◆ AIM OF THE EXERCISE:
Find each line in the items below that contains the string "tick" and copy those lines. Case matters.

## Start

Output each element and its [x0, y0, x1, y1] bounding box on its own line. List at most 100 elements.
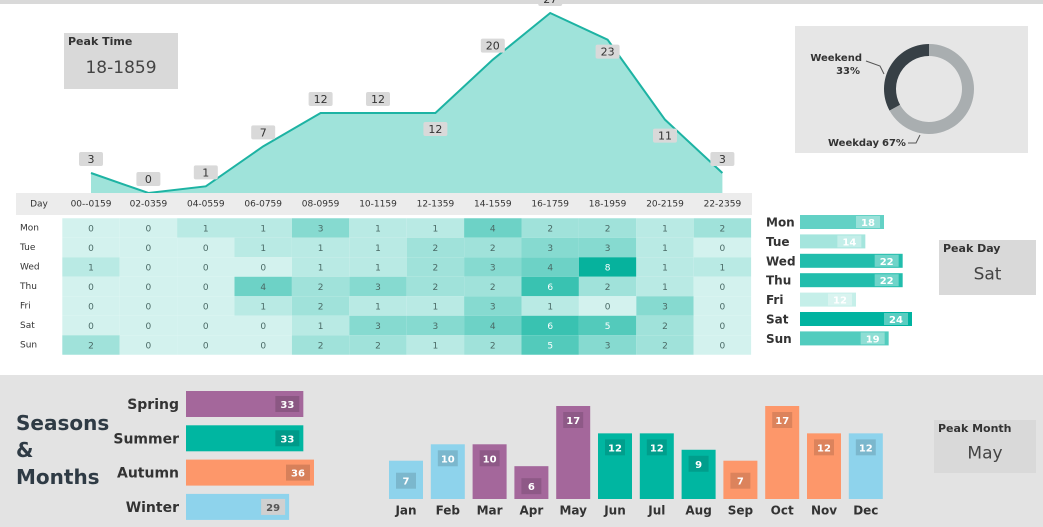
bar [598, 433, 632, 499]
heat-cell [177, 257, 235, 277]
slice-value: 67% [882, 138, 906, 149]
cell-label: 0 [203, 322, 209, 332]
heat-cell [693, 276, 752, 297]
value-label: 14 [842, 237, 856, 248]
value-label: 23 [601, 46, 615, 59]
card [64, 33, 178, 89]
heat-cell [234, 218, 292, 238]
cell-label: 6 [547, 322, 553, 332]
header-row [16, 193, 752, 215]
donut-slice [884, 44, 929, 111]
value-label-box [286, 464, 310, 481]
heat-cell [234, 315, 292, 336]
value-label: 36 [291, 469, 305, 480]
value-label: 11 [658, 130, 672, 143]
category-label: Tue [766, 235, 790, 249]
value-label-box [136, 172, 161, 186]
heat-cell [521, 315, 579, 336]
cell-label: 2 [88, 342, 94, 352]
heat-cell [521, 257, 579, 277]
value-label-box [856, 216, 880, 228]
card-label: Peak Day [943, 242, 1000, 255]
x-tick-label: Dec [853, 504, 878, 518]
bar [186, 391, 304, 417]
x-tick-label: Oct [771, 504, 794, 518]
value-label-box [646, 439, 667, 456]
value-label-box [884, 313, 908, 325]
value-label: 0 [145, 173, 152, 186]
value-label-box [538, 0, 563, 6]
category-label: Thu [766, 274, 791, 288]
heat-cell [234, 296, 292, 316]
x-tick-label: May [559, 504, 587, 518]
heat-cell [521, 335, 579, 355]
cell-label: 0 [88, 322, 94, 332]
cell-label: 0 [146, 264, 152, 274]
cell-label: 1 [375, 264, 381, 274]
value-label-box [772, 412, 793, 428]
value-label-box [595, 44, 620, 59]
heat-cell [521, 218, 579, 238]
cell-label: 2 [318, 342, 324, 352]
value-label: 6 [528, 482, 535, 493]
cell-label: 0 [146, 244, 152, 254]
heat-cell [578, 237, 637, 258]
value-label-box [860, 332, 885, 345]
heat-cell [406, 237, 465, 258]
value-label: 10 [441, 454, 455, 465]
cell-label: 1 [318, 244, 324, 254]
heat-cell [406, 276, 465, 297]
category-label: Wed [766, 254, 796, 268]
cell-label: 3 [547, 244, 553, 254]
x-tick-label: 14-1559 [474, 200, 512, 210]
cell-label: 0 [88, 225, 94, 235]
x-tick-label: 12-1359 [417, 200, 455, 210]
heat-cell [291, 237, 350, 258]
heat-cell [464, 237, 522, 258]
value-label-box [261, 498, 286, 515]
heat-cell [291, 257, 350, 277]
cell-label: 0 [203, 264, 209, 274]
value-label-box [308, 92, 333, 106]
bar [800, 273, 903, 288]
row-label: Wed [20, 263, 40, 273]
cell-label: 1 [375, 244, 381, 254]
cell-label: 2 [318, 303, 324, 313]
heat-cell [62, 315, 120, 336]
x-tick-label: 06-0759 [244, 200, 282, 210]
card-value: Sat [974, 265, 1002, 285]
value-label: 20 [486, 40, 500, 53]
category-label: Summer [113, 431, 179, 447]
cell-label: 0 [203, 244, 209, 254]
heat-cell [349, 218, 407, 238]
value-label: 12 [833, 296, 847, 307]
cell-label: 0 [146, 303, 152, 313]
bar [800, 292, 856, 307]
cell-label: 3 [375, 283, 381, 293]
heat-cell [177, 237, 235, 258]
heat-cell [578, 296, 637, 316]
cell-label: 4 [490, 322, 496, 332]
cell-label: 0 [88, 303, 94, 313]
section-title: Seasons & Months [16, 411, 110, 489]
x-tick-label: 16-1759 [531, 200, 569, 210]
heat-cell [636, 276, 694, 297]
x-tick-label: Mar [477, 504, 503, 518]
leader [908, 134, 921, 144]
cell-label: 1 [203, 225, 209, 235]
category-label: Winter [126, 500, 179, 516]
cell-label: 4 [260, 283, 266, 293]
cell-label: 1 [720, 264, 726, 274]
bar [389, 460, 423, 499]
bar [800, 312, 912, 326]
heat-cell [62, 257, 120, 277]
value-label: 18 [861, 218, 875, 229]
heat-cell [291, 315, 350, 336]
bar [723, 460, 758, 499]
heat-cell [234, 237, 292, 258]
x-tick-label: 00--0159 [71, 200, 112, 210]
slice-label: Weekend [810, 53, 862, 64]
cell-label: 5 [547, 342, 553, 352]
value-label: 7 [737, 477, 744, 488]
heat-cell [62, 335, 120, 355]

## End

◆ EXERCISE RESPONSE:
x-tick-label: Dec [853, 504, 878, 518]
x-tick-label: Oct [771, 504, 794, 518]
x-tick-label: May [559, 504, 587, 518]
x-tick-label: 14-1559 [474, 200, 512, 210]
x-tick-label: 12-1359 [417, 200, 455, 210]
x-tick-label: 06-0759 [244, 200, 282, 210]
x-tick-label: 16-1759 [531, 200, 569, 210]
x-tick-label: Mar [477, 504, 503, 518]
x-tick-label: 00--0159 [71, 200, 112, 210]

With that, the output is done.